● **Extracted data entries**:
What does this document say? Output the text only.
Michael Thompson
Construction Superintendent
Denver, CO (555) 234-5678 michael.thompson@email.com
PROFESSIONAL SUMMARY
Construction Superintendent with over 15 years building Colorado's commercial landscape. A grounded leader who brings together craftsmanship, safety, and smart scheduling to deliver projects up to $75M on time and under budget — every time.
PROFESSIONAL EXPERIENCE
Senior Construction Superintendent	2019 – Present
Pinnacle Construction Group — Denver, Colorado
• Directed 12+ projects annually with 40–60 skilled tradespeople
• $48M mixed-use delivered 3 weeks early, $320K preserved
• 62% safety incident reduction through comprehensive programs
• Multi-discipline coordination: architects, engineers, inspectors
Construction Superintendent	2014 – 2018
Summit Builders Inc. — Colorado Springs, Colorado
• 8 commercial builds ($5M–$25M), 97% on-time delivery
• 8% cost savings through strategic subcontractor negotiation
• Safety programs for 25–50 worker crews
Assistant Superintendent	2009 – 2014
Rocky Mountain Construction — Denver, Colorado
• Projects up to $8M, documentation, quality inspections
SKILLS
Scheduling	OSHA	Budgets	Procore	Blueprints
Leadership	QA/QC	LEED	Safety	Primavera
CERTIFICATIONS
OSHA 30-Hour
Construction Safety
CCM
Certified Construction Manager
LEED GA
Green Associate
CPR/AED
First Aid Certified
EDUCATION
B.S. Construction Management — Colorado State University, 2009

● **REQUIREMENT**:
Reproduce each entry from the records above, character for character.

● **OUTPUT OF THE TASK**:
What does this document say? Output the text only.
Michael Thompson
Construction Superintendent
Denver, CO (555) 234-5678 michael.thompson@email.com
PROFESSIONAL SUMMARY
Construction Superintendent with over 15 years building Colorado's commercial landscape. A grounded leader who brings together craftsmanship, safety, and smart scheduling to deliver projects up to $75M on time and under budget — every time.
PROFESSIONAL EXPERIENCE
Senior Construction Superintendent	2019 – Present
Pinnacle Construction Group — Denver, Colorado
• Directed 12+ projects annually with 40–60 skilled tradespeople
• $48M mixed-use delivered 3 weeks early, $320K preserved
• 62% safety incident reduction through comprehensive programs
• Multi-discipline coordination: architects, engineers, inspectors
Construction Superintendent	2014 – 2018
Summit Builders Inc. — Colorado Springs, Colorado
• 8 commercial builds ($5M–$25M), 97% on-time delivery
• 8% cost savings through strategic subcontractor negotiation
• Safety programs for 25–50 worker crews
Assistant Superintendent	2009 – 2014
Rocky Mountain Construction — Denver, Colorado
• Projects up to $8M, documentation, quality inspections
SKILLS
Scheduling	OSHA	Budgets	Procore	Blueprints
Leadership	QA/QC	LEED	Safety	Primavera
CERTIFICATIONS
OSHA 30-Hour
Construction Safety
CCM
Certified Construction Manager
LEED GA
Green Associate
CPR/AED
First Aid Certified
EDUCATION
B.S. Construction Management — Colorado State University, 2009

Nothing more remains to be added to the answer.